◆ **Problem to solve**: Every line that holds the string "text" is to be identified and copied.
--- begin Task inputs ---
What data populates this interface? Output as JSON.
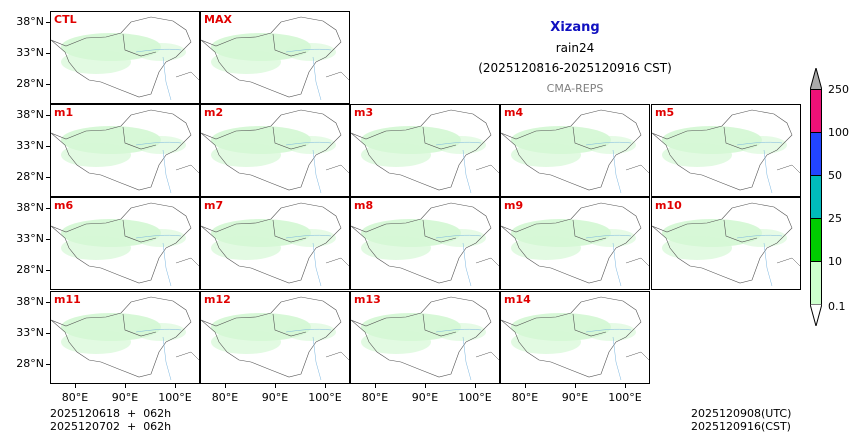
{
  "chart_data": {
    "type": "heatmap",
    "title": "Xizang",
    "subtitle": "rain24",
    "period": "(2025120816-2025120916 CST)",
    "source": "CMA-REPS",
    "panels": [
      "CTL",
      "MAX",
      "m1",
      "m2",
      "m3",
      "m4",
      "m5",
      "m6",
      "m7",
      "m8",
      "m9",
      "m10",
      "m11",
      "m12",
      "m13",
      "m14"
    ],
    "yticks": [
      "38°N",
      "33°N",
      "28°N"
    ],
    "xticks": [
      "80°E",
      "90°E",
      "100°E"
    ],
    "colorbar": {
      "levels": [
        "0.1",
        "10",
        "25",
        "50",
        "100",
        "250"
      ],
      "colors": [
        "#ccffcc",
        "#00cc00",
        "#00bbbb",
        "#2244ff",
        "#ee1177"
      ],
      "under_color": "#ffffff",
      "over_color": "#aaaaaa"
    },
    "colors": {
      "title": "#1010c0",
      "panel_label": "#e00000",
      "source": "#808080",
      "rain_light": "#c6f5c6"
    }
  },
  "header": {
    "title": "Xizang",
    "variable": "rain24",
    "period": "(2025120816-2025120916 CST)",
    "source": "CMA-REPS"
  },
  "panels": {
    "p0": "CTL",
    "p1": "MAX",
    "p2": "m1",
    "p3": "m2",
    "p4": "m3",
    "p5": "m4",
    "p6": "m5",
    "p7": "m6",
    "p8": "m7",
    "p9": "m8",
    "p10": "m9",
    "p11": "m10",
    "p12": "m11",
    "p13": "m12",
    "p14": "m13",
    "p15": "m14"
  },
  "axes": {
    "y": [
      "38°N",
      "33°N",
      "28°N"
    ],
    "x": [
      "80°E",
      "90°E",
      "100°E"
    ]
  },
  "colorbar": {
    "labels": [
      "250",
      "100",
      "50",
      "25",
      "10",
      "0.1"
    ]
  },
  "footer": {
    "init_line1": "2025120618  +  062h",
    "init_line2": "2025120702  +  062h",
    "valid_utc": "2025120908(UTC)",
    "valid_cst": "2025120916(CST)"
  }
}
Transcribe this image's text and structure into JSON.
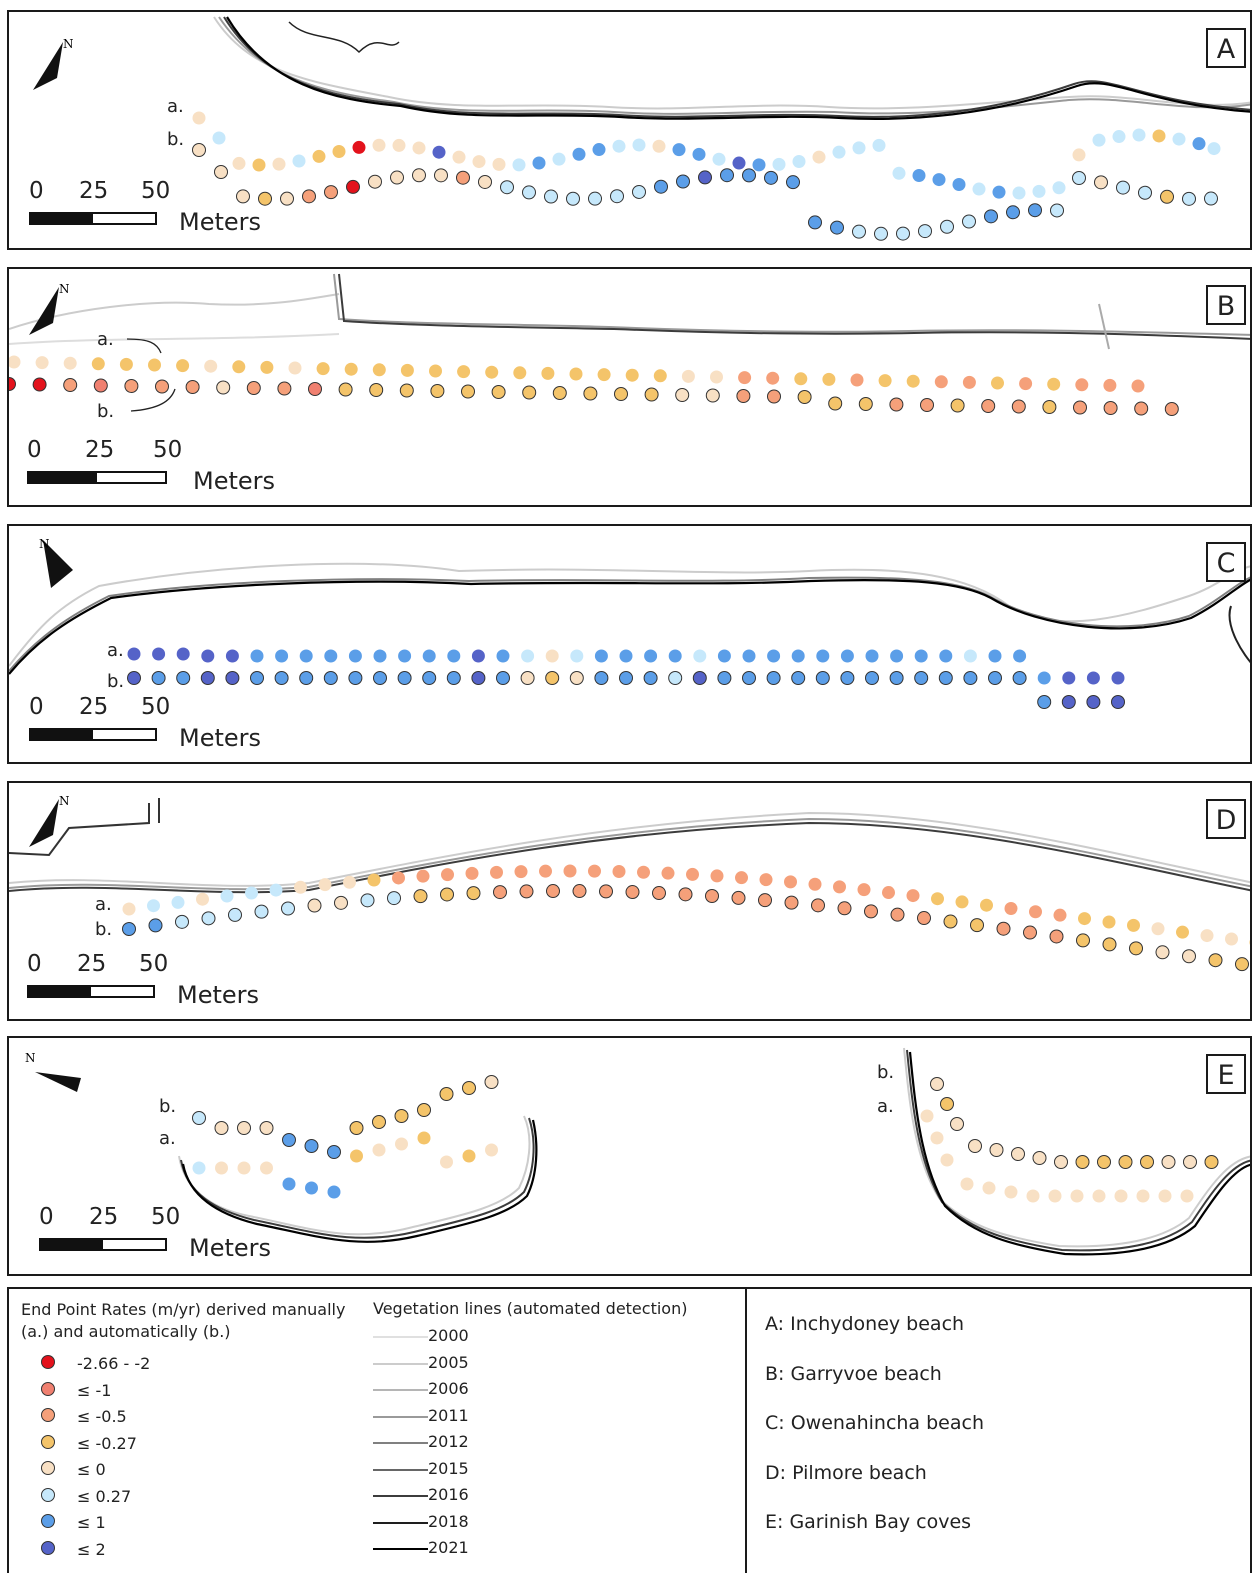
{
  "panels": [
    {
      "letter": "A",
      "scale": {
        "ticks": [
          "0",
          "25",
          "50"
        ],
        "units": "Meters"
      },
      "row_a": "a.",
      "row_b": "b."
    },
    {
      "letter": "B",
      "scale": {
        "ticks": [
          "0",
          "25",
          "50"
        ],
        "units": "Meters"
      },
      "row_a": "a.",
      "row_b": "b."
    },
    {
      "letter": "C",
      "scale": {
        "ticks": [
          "0",
          "25",
          "50"
        ],
        "units": "Meters"
      },
      "row_a": "a.",
      "row_b": "b."
    },
    {
      "letter": "D",
      "scale": {
        "ticks": [
          "0",
          "25",
          "50"
        ],
        "units": "Meters"
      },
      "row_a": "a.",
      "row_b": "b."
    },
    {
      "letter": "E",
      "scale": {
        "ticks": [
          "0",
          "25",
          "50"
        ],
        "units": "Meters"
      },
      "row_a": "a.",
      "row_b": "b.",
      "row_a2": "a.",
      "row_b2": "b."
    }
  ],
  "north_label": "N",
  "legend": {
    "epr_title": "End Point Rates (m/yr) derived manually (a.) and automatically (b.)",
    "classes": [
      {
        "label": "-2.66 - -2",
        "color": "#e3121c"
      },
      {
        "label": "≤ -1",
        "color": "#f08070"
      },
      {
        "label": "≤ -0.5",
        "color": "#f5a07a"
      },
      {
        "label": "≤ -0.27",
        "color": "#f4c46a"
      },
      {
        "label": "≤ 0",
        "color": "#f8e0c4"
      },
      {
        "label": "≤ 0.27",
        "color": "#c6e8fb"
      },
      {
        "label": "≤ 1",
        "color": "#5b9ee8"
      },
      {
        "label": "≤ 2",
        "color": "#5563c8"
      }
    ],
    "veg_title": "Vegetation lines (automated detection)",
    "veg_lines": [
      {
        "year": "2000",
        "color": "#e0e0e0"
      },
      {
        "year": "2005",
        "color": "#cccccc"
      },
      {
        "year": "2006",
        "color": "#b5b5b5"
      },
      {
        "year": "2011",
        "color": "#9a9a9a"
      },
      {
        "year": "2012",
        "color": "#808080"
      },
      {
        "year": "2015",
        "color": "#666666"
      },
      {
        "year": "2016",
        "color": "#3c3c3c"
      },
      {
        "year": "2018",
        "color": "#1e1e1e"
      },
      {
        "year": "2021",
        "color": "#000000"
      }
    ],
    "sites": [
      "A: Inchydoney beach",
      "B: Garryvoe beach",
      "C: Owenahincha beach",
      "D: Pilmore beach",
      "E: Garinish Bay coves"
    ]
  },
  "dot_rows": {
    "A_a": [
      4,
      5,
      4,
      3,
      4,
      5,
      3,
      3,
      0,
      4,
      4,
      4,
      7,
      4,
      4,
      4,
      5,
      6,
      5,
      6,
      6,
      5,
      5,
      4,
      6,
      6,
      5,
      7,
      6,
      5,
      5,
      4,
      5,
      5,
      5,
      5,
      6,
      6,
      6,
      5,
      6,
      5,
      5,
      5,
      4,
      5,
      5,
      5,
      3,
      5,
      6,
      5
    ],
    "A_b": [
      4,
      4,
      4,
      3,
      4,
      2,
      2,
      0,
      4,
      4,
      4,
      4,
      2,
      4,
      5,
      5,
      5,
      5,
      5,
      5,
      5,
      6,
      6,
      7,
      6,
      6,
      6,
      6,
      6,
      6,
      5,
      5,
      5,
      5,
      5,
      5,
      6,
      6,
      6,
      5,
      5,
      4,
      5,
      5,
      3,
      5,
      5
    ],
    "B_a": [
      4,
      4,
      4,
      3,
      3,
      3,
      3,
      4,
      3,
      3,
      4,
      3,
      3,
      3,
      3,
      3,
      3,
      3,
      3,
      3,
      3,
      3,
      3,
      3,
      4,
      4,
      2,
      2,
      3,
      3,
      2,
      3,
      3,
      2,
      2,
      3,
      2,
      3,
      2,
      2,
      2
    ],
    "B_b": [
      0,
      0,
      2,
      1,
      2,
      2,
      2,
      4,
      2,
      2,
      1,
      3,
      3,
      3,
      3,
      3,
      3,
      3,
      3,
      3,
      3,
      3,
      4,
      4,
      2,
      2,
      3,
      3,
      3,
      2,
      2,
      3,
      2,
      2,
      3,
      2,
      2,
      2,
      2
    ],
    "C_a": [
      7,
      7,
      7,
      7,
      7,
      6,
      6,
      6,
      6,
      6,
      6,
      6,
      6,
      6,
      7,
      6,
      5,
      4,
      5,
      6,
      6,
      6,
      6,
      5,
      6,
      6,
      6,
      6,
      6,
      6,
      6,
      6,
      6,
      6,
      5,
      6,
      6,
      6,
      7,
      7,
      7
    ],
    "C_b": [
      7,
      6,
      6,
      7,
      7,
      6,
      6,
      6,
      6,
      6,
      6,
      6,
      6,
      6,
      7,
      6,
      4,
      3,
      4,
      6,
      6,
      6,
      5,
      7,
      6,
      6,
      6,
      6,
      6,
      6,
      6,
      6,
      6,
      6,
      6,
      6,
      6,
      6,
      7,
      7,
      7
    ],
    "D_a": [
      4,
      5,
      5,
      4,
      5,
      5,
      5,
      4,
      4,
      4,
      3,
      2,
      2,
      2,
      2,
      2,
      2,
      2,
      2,
      2,
      2,
      2,
      2,
      2,
      2,
      2,
      2,
      2,
      2,
      2,
      2,
      2,
      2,
      3,
      3,
      3,
      2,
      2,
      2,
      3,
      3,
      3,
      4,
      3,
      4,
      4,
      3,
      4
    ],
    "D_b": [
      6,
      6,
      5,
      5,
      5,
      5,
      5,
      4,
      4,
      5,
      5,
      3,
      3,
      3,
      2,
      2,
      2,
      2,
      2,
      2,
      2,
      2,
      2,
      2,
      2,
      2,
      2,
      2,
      2,
      2,
      2,
      3,
      3,
      2,
      2,
      2,
      3,
      3,
      3,
      4,
      4,
      3,
      3,
      3
    ],
    "E_left_a": [
      5,
      4,
      4,
      4,
      6,
      6,
      6,
      3,
      4,
      4,
      3,
      4,
      3,
      4
    ],
    "E_left_b": [
      5,
      4,
      4,
      4,
      6,
      6,
      6,
      3,
      3,
      3,
      3,
      3,
      3,
      4
    ],
    "E_right_a": [
      4,
      4,
      4,
      4,
      4,
      4,
      4,
      4,
      4,
      4,
      4,
      4,
      4,
      4
    ],
    "E_right_b": [
      4,
      3,
      4,
      4,
      4,
      4,
      4,
      4,
      3,
      3,
      3,
      3,
      4,
      4,
      3
    ]
  }
}
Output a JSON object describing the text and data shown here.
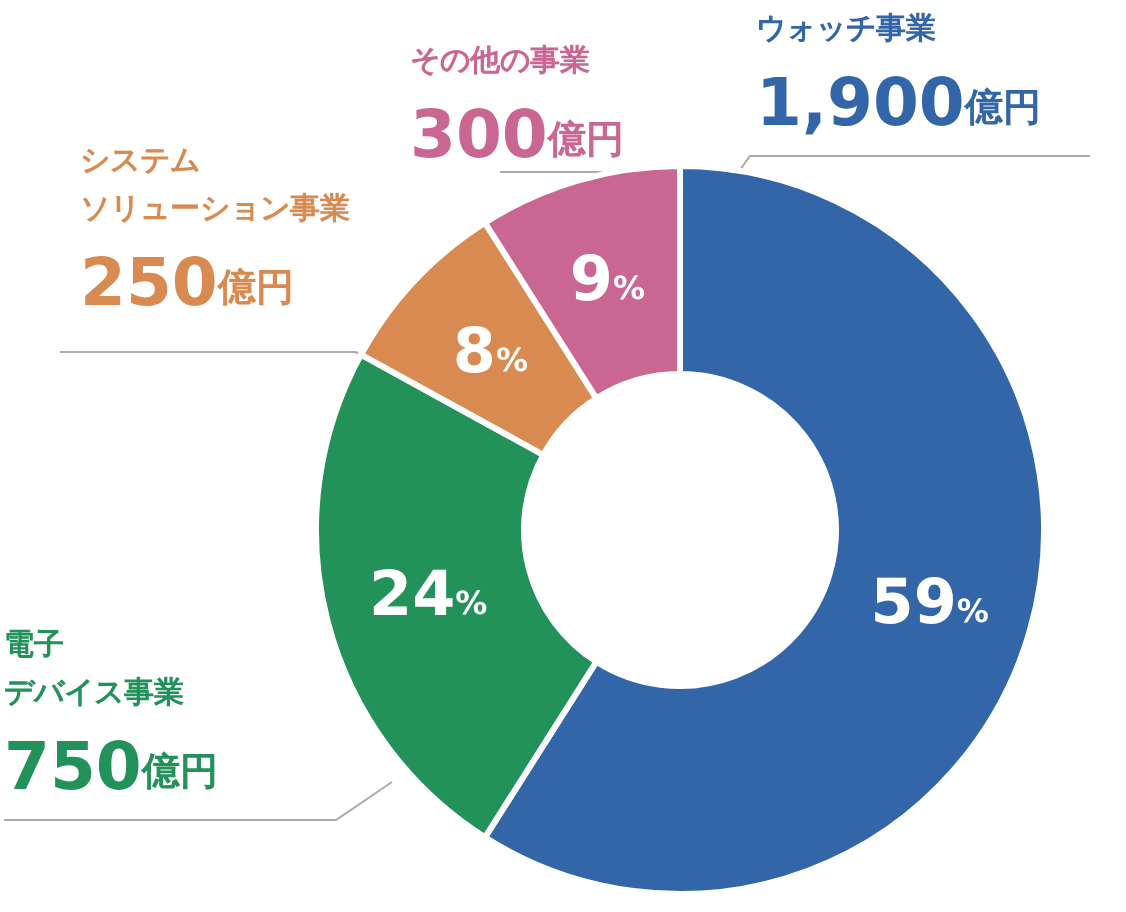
{
  "chart_data": {
    "type": "donut",
    "categories": [
      "ウォッチ事業",
      "電子デバイス事業",
      "システムソリューション事業",
      "その他の事業"
    ],
    "values": [
      59,
      24,
      8,
      9
    ],
    "colors": [
      "#3366a8",
      "#23925a",
      "#d98a50",
      "#c96692"
    ],
    "value_labels": [
      "59%",
      "24%",
      "8%",
      "9%"
    ],
    "annotations": [
      {
        "text": "1,900億円",
        "x": "ウォッチ事業"
      },
      {
        "text": "750億円",
        "x": "電子デバイス事業"
      },
      {
        "text": "250億円",
        "x": "システムソリューション事業"
      },
      {
        "text": "300億円",
        "x": "その他の事業"
      }
    ]
  }
}
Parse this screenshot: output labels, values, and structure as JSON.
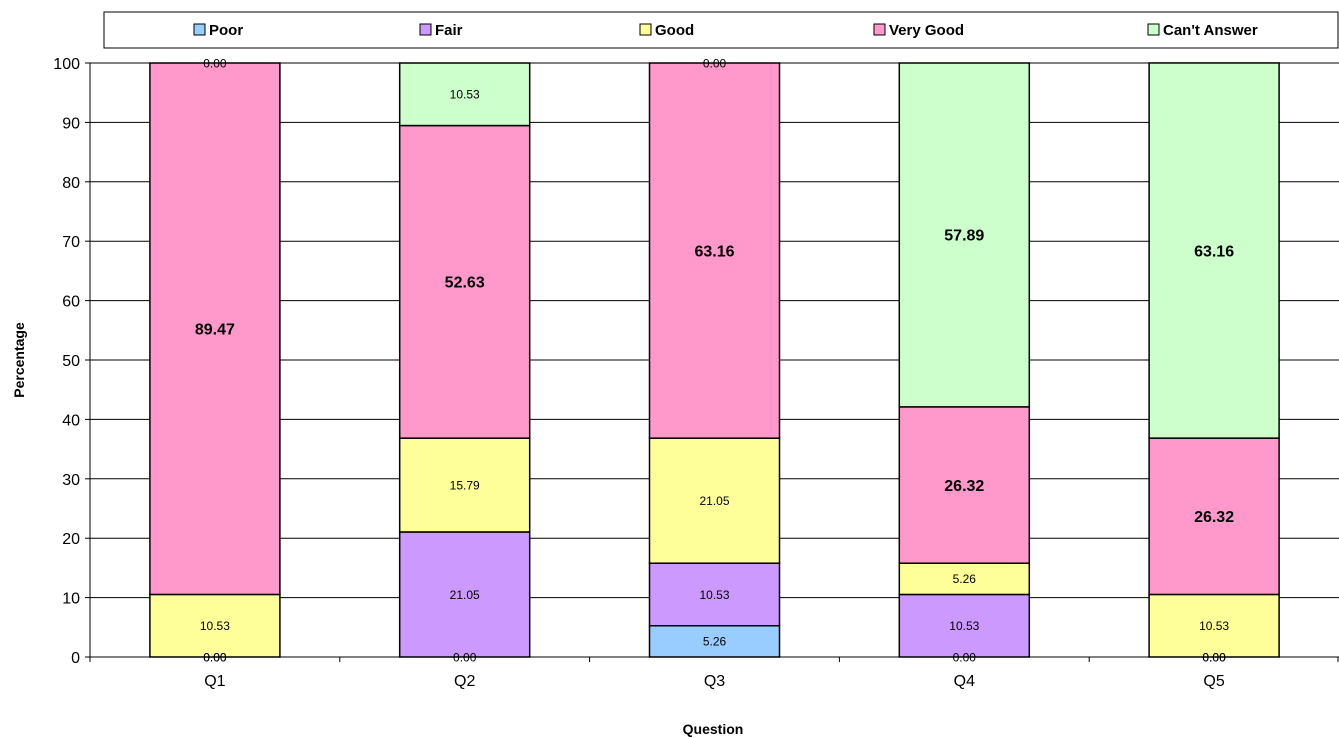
{
  "chart_data": {
    "type": "bar",
    "stacked": true,
    "title": "",
    "xlabel": "Question",
    "ylabel": "Percentage",
    "ylim": [
      0,
      100
    ],
    "yticks": [
      0,
      10,
      20,
      30,
      40,
      50,
      60,
      70,
      80,
      90,
      100
    ],
    "categories": [
      "Q1",
      "Q2",
      "Q3",
      "Q4",
      "Q5"
    ],
    "legend_position": "top",
    "grid": true,
    "series": [
      {
        "name": "Poor",
        "color": "#99CCFF",
        "values": [
          0.0,
          0.0,
          5.26,
          0.0,
          0.0
        ]
      },
      {
        "name": "Fair",
        "color": "#CC99FF",
        "values": [
          0.0,
          21.05,
          10.53,
          10.53,
          0.0
        ]
      },
      {
        "name": "Good",
        "color": "#FFFF99",
        "values": [
          10.53,
          15.79,
          21.05,
          5.26,
          10.53
        ]
      },
      {
        "name": "Very Good",
        "color": "#FF99CC",
        "values": [
          89.47,
          52.63,
          63.16,
          26.32,
          26.32
        ]
      },
      {
        "name": "Can't Answer",
        "color": "#CCFFCC",
        "values": [
          0.0,
          10.53,
          0.0,
          57.89,
          63.16
        ]
      }
    ]
  }
}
--- end Task inputs ---
◆ **Output of the exercise**:
Transcribe this image's text and structure into JSON.
Output a JSON object describing the text and data shown here.
        "text": "1,900億円",
        "text": "750億円",
        "text": "250億円",
        "text": "300億円",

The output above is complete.